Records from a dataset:
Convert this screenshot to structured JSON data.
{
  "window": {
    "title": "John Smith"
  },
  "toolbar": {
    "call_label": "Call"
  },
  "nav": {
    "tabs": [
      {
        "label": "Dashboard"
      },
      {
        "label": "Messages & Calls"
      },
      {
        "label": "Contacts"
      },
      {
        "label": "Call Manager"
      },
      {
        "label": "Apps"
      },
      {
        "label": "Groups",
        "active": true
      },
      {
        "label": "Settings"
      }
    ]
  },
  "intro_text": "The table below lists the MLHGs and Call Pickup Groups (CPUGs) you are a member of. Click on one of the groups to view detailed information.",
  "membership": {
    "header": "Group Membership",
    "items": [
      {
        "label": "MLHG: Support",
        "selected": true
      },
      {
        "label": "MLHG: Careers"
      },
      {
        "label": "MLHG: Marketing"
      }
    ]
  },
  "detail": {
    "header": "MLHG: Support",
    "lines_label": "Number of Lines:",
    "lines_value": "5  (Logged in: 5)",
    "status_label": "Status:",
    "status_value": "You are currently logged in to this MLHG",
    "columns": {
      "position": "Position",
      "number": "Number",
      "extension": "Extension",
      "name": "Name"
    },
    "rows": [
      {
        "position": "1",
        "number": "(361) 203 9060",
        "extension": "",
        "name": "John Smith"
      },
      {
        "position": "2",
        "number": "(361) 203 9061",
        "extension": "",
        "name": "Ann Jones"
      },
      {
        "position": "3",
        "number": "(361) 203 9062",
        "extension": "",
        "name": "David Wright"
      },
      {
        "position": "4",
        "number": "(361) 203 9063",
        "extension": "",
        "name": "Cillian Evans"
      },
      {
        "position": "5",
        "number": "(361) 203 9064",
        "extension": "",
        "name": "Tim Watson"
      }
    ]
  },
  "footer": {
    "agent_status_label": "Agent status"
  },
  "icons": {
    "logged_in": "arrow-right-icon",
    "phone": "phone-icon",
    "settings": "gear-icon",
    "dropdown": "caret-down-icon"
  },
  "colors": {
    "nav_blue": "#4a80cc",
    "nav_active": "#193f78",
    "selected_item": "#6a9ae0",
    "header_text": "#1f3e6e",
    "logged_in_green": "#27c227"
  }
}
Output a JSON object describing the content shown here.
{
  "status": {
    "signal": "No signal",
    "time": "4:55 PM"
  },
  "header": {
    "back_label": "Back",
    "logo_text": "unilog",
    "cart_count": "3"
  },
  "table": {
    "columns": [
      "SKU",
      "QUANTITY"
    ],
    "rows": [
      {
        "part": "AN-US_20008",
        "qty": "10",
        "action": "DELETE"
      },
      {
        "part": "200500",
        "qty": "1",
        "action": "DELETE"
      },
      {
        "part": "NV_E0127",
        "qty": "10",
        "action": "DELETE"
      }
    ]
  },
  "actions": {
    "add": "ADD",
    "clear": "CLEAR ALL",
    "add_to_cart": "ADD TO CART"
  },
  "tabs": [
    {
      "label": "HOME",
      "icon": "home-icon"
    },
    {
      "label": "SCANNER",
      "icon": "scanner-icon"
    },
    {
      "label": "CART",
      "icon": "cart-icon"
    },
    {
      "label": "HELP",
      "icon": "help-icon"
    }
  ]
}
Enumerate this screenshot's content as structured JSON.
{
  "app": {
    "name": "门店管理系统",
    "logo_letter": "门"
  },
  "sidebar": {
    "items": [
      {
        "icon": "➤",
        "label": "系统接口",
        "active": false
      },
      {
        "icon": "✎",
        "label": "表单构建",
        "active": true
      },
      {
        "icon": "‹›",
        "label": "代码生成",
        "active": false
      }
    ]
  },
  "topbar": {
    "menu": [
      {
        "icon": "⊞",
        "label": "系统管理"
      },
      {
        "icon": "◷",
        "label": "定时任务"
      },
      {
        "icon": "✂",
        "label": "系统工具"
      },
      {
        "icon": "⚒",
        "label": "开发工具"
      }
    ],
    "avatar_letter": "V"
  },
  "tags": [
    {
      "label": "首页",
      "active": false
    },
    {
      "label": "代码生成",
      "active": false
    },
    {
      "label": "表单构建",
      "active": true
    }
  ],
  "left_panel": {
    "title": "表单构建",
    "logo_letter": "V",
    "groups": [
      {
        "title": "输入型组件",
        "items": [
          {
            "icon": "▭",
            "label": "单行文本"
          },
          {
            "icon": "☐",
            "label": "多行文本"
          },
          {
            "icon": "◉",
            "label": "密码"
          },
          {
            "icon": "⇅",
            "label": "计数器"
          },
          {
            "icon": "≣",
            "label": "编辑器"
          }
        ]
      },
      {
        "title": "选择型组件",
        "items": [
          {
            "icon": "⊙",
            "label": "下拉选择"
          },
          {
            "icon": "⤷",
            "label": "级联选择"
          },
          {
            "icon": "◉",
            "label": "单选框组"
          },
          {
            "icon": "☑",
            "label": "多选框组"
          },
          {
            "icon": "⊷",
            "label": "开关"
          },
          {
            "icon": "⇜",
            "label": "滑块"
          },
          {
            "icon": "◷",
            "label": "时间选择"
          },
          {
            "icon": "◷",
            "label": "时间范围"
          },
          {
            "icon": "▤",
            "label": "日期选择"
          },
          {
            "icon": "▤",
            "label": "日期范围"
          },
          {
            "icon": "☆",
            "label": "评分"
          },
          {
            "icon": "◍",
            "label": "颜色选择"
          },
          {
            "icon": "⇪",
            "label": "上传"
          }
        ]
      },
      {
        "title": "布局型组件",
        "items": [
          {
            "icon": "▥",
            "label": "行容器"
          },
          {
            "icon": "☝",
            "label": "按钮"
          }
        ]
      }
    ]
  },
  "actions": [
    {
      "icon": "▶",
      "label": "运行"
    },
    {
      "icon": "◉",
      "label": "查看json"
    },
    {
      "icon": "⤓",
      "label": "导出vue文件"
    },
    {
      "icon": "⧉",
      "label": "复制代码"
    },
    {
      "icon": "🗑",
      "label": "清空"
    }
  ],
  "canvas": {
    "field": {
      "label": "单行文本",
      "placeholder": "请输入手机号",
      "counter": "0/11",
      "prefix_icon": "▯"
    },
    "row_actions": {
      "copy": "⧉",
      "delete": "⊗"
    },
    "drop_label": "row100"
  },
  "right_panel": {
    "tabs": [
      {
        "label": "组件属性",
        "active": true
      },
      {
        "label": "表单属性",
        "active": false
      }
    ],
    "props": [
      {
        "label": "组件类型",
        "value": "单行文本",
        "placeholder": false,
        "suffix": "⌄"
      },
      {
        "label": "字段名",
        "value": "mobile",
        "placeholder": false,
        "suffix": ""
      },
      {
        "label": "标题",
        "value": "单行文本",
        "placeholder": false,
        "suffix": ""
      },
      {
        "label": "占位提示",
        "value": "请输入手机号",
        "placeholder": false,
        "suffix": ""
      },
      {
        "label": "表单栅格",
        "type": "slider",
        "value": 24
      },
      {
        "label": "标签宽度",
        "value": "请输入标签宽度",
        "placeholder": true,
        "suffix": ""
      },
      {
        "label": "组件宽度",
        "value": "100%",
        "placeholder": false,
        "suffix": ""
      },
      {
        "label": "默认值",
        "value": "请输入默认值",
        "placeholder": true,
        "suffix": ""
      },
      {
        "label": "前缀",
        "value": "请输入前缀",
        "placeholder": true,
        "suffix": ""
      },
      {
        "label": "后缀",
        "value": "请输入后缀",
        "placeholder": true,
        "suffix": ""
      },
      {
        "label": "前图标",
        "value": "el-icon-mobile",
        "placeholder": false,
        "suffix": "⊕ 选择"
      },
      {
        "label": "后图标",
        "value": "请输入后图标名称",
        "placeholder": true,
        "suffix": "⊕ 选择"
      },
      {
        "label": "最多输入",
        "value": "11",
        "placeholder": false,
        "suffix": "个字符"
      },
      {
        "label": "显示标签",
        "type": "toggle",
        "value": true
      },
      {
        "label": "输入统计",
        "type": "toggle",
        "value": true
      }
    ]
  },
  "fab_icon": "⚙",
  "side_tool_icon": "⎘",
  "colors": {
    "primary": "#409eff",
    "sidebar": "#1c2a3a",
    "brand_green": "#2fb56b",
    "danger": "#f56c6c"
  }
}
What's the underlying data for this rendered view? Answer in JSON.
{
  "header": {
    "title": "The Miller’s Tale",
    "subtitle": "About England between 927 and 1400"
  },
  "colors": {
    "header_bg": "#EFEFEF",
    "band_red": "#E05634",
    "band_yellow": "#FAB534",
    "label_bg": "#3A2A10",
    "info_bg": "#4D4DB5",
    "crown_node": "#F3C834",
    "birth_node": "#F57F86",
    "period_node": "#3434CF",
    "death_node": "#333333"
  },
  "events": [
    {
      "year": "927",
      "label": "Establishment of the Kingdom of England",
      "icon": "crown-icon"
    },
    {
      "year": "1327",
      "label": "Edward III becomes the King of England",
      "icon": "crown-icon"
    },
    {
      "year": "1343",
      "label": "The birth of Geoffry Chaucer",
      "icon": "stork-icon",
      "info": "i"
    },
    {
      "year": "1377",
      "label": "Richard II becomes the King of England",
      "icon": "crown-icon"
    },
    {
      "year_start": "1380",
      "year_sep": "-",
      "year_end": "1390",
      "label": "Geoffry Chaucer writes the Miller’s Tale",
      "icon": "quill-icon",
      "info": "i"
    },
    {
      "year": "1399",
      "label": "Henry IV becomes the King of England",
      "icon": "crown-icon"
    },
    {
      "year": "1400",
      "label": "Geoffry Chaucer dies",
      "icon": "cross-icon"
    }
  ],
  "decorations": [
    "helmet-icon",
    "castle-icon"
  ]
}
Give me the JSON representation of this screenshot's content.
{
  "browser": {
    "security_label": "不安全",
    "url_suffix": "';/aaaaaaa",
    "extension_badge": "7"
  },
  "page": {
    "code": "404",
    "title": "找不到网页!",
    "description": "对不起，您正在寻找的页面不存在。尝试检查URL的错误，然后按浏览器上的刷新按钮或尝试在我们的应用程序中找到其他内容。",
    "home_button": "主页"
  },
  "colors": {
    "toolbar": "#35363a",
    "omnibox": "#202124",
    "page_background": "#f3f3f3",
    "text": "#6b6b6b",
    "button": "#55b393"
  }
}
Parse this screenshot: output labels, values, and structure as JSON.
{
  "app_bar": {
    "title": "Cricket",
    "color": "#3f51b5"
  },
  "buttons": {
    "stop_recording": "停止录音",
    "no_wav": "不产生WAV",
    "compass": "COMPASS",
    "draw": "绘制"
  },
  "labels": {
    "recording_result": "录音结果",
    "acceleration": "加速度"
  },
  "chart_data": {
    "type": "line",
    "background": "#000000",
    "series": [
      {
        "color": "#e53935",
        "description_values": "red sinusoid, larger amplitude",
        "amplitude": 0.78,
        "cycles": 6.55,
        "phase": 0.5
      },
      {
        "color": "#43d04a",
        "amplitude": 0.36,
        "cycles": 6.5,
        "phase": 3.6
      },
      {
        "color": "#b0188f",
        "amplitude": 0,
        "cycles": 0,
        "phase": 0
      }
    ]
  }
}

Task to carry out:
Using the material above, report each line where "England" occurs.

Exercise output:
    "subtitle": "About England between 927 and 1400"
      "label": "Establishment of the Kingdom of England",
      "label": "Edward III becomes the King of England",
      "label": "Richard II becomes the King of England",
      "label": "Henry IV becomes the King of England",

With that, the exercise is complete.